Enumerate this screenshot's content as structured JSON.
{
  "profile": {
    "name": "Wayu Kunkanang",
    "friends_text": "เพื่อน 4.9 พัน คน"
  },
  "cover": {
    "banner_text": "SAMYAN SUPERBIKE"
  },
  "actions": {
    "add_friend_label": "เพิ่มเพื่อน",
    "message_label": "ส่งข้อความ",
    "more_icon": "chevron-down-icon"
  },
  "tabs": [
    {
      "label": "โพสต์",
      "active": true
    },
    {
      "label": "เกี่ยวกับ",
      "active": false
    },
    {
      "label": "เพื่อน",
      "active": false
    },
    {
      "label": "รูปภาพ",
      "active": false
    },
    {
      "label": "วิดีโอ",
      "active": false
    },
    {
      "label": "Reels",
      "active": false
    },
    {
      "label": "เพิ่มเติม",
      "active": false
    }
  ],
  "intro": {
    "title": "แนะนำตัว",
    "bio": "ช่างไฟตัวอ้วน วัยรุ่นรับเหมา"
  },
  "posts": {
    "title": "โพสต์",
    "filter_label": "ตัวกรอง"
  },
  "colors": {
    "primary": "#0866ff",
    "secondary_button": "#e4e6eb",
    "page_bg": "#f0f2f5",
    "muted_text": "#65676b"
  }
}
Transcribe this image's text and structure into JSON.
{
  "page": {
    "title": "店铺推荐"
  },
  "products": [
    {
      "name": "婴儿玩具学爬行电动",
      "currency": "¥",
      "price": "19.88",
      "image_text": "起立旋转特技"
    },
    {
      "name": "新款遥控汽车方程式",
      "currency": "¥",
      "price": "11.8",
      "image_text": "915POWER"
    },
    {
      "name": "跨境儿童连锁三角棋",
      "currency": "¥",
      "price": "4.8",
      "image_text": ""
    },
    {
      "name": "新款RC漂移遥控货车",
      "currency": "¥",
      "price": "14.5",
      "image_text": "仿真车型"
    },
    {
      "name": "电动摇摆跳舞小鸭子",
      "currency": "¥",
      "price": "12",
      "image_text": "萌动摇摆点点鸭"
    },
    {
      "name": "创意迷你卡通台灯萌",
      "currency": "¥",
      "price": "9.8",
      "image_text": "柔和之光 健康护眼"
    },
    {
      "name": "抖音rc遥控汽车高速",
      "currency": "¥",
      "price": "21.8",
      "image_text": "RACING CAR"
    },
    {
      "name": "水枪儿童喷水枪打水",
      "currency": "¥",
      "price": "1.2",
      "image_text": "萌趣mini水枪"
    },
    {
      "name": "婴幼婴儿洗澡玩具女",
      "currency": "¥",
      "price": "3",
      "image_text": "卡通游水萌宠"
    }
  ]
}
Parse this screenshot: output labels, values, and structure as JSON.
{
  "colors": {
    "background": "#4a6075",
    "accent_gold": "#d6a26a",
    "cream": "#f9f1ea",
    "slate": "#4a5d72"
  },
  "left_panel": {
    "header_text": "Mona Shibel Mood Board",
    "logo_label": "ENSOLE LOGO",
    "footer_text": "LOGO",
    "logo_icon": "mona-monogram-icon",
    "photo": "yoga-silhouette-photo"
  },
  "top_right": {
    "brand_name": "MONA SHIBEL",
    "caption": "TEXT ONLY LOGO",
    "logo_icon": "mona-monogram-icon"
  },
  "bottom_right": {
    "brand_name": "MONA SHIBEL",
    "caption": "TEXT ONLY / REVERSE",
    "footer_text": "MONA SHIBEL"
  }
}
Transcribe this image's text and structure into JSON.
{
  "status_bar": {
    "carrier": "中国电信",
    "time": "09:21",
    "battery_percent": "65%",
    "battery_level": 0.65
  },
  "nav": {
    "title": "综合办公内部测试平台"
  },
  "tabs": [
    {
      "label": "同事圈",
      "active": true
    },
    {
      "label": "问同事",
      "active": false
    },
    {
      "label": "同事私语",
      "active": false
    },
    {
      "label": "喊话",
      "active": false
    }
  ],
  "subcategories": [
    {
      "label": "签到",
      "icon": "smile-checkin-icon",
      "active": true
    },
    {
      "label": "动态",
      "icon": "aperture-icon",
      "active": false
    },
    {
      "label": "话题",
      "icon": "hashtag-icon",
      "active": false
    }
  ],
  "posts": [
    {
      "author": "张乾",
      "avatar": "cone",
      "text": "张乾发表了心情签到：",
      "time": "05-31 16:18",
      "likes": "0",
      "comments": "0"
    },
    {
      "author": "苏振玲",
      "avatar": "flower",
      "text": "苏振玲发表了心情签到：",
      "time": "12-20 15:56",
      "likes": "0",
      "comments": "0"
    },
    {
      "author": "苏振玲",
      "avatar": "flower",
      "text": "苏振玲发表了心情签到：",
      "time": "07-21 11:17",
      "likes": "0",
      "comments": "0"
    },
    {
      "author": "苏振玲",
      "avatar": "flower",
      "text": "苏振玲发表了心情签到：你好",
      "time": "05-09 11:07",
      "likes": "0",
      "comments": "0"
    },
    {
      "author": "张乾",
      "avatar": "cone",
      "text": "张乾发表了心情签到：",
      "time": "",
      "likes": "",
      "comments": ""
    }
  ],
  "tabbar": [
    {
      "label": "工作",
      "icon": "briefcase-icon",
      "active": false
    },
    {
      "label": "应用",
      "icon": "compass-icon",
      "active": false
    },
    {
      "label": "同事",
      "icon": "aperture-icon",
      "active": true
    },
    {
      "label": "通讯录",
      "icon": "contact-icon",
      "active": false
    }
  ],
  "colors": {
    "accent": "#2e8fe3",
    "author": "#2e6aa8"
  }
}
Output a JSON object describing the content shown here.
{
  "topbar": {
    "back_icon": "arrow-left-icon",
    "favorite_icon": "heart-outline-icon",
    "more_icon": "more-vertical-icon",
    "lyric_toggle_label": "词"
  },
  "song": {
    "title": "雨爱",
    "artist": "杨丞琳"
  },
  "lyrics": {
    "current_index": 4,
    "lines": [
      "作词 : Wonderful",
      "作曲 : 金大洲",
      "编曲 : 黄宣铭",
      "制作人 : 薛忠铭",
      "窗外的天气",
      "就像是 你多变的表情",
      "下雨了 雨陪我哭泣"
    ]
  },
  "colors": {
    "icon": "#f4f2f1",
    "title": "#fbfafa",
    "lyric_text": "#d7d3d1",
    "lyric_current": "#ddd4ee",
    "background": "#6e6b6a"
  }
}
-------
Given problem
List every line above that holds the word "ONLY".

Solution for this problem
    "caption": "TEXT ONLY LOGO",
    "caption": "TEXT ONLY / REVERSE",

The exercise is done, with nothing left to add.